For the material that follows, list every line containing the word "JSON".
— begin DATASET ENTRIES —
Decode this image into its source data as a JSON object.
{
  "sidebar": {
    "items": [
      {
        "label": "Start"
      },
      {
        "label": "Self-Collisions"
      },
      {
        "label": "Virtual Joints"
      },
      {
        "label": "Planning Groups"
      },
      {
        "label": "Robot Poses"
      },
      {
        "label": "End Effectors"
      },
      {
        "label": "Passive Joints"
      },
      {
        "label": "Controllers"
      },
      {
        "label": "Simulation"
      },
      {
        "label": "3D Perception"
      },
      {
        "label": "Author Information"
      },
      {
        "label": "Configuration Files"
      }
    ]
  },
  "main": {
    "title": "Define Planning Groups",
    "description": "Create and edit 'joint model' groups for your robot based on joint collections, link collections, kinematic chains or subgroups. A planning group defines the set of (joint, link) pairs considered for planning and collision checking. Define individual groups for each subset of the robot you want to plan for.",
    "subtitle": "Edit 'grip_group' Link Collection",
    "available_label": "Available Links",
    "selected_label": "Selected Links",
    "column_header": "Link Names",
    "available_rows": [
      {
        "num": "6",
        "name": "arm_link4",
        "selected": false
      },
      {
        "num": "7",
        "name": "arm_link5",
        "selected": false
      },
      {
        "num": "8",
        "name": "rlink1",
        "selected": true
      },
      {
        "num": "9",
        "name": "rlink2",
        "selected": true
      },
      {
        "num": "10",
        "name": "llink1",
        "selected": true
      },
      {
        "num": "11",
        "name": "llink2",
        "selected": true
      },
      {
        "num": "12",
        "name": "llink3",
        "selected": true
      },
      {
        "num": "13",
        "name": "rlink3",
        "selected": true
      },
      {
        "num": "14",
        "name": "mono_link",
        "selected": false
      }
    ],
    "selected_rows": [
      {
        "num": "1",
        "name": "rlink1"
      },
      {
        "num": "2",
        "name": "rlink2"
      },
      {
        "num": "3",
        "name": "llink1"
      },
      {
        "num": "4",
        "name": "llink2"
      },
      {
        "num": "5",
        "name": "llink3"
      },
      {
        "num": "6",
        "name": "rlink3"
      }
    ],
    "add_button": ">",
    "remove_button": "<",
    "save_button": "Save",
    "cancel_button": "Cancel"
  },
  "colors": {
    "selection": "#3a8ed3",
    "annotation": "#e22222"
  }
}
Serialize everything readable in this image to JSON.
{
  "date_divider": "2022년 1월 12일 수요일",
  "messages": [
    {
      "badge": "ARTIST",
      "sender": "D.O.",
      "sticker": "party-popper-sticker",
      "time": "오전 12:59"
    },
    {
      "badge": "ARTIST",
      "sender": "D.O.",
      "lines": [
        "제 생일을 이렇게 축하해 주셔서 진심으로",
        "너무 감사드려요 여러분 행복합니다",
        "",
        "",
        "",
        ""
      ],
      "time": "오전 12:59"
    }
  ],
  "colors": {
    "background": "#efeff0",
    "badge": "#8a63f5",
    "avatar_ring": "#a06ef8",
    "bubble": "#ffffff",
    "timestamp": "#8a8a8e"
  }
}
— end DATASET ENTRIES —
▶ _EXERCISE RESULT_
Decode this image into its source data as a JSON object.
Serialize everything readable in this image to JSON.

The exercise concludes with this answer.